EXERCISE INSTRUCTIONS → Determine how many lines of the entries contain "イラスト". Reply with that number alone.

INFORMATION SUPPLIED →
↓↓↓

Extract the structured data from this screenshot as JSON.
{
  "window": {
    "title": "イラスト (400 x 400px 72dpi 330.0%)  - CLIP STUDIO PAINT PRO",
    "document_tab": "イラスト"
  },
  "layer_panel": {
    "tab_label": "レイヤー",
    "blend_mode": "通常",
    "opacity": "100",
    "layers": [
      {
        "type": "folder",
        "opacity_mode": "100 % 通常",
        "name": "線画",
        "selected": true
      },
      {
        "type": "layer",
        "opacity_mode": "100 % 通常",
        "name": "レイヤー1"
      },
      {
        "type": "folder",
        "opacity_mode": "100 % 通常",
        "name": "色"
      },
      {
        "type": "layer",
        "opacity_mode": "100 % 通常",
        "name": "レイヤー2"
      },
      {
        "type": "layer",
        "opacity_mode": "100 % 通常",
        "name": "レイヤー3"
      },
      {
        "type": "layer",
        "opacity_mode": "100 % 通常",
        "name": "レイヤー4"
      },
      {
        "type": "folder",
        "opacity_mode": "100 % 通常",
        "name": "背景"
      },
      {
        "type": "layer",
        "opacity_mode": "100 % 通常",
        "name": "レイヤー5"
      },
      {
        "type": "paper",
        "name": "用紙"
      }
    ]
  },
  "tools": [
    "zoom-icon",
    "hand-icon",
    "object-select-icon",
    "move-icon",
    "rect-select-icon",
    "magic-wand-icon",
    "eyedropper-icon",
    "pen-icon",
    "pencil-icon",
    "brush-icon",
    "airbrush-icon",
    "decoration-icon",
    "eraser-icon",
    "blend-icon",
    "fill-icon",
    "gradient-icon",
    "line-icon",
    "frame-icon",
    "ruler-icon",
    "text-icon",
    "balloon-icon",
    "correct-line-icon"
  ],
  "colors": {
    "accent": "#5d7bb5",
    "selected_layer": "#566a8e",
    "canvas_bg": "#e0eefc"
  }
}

↑↑↑
↓↓↓

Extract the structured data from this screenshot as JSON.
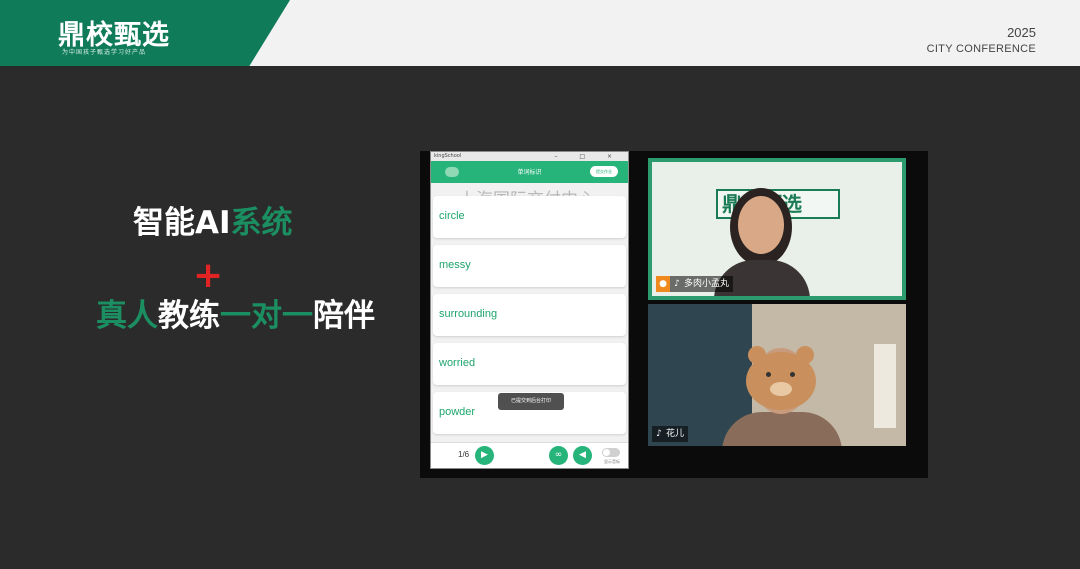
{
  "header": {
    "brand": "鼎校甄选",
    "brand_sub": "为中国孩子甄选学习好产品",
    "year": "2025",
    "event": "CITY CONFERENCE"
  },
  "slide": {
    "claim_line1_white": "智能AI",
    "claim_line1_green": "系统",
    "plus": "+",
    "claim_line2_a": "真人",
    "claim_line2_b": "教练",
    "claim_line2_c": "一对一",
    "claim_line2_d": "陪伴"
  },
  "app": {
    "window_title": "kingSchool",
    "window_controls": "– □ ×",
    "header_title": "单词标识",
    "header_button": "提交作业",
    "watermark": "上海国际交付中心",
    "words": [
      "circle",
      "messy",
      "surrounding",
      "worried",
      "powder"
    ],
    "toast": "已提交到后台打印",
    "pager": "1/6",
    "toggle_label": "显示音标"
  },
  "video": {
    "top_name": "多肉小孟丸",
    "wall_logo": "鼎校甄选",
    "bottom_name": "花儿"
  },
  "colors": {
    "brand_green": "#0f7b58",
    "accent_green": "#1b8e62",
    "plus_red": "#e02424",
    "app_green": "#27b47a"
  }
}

↑↑↑

TASK ANSWER → 2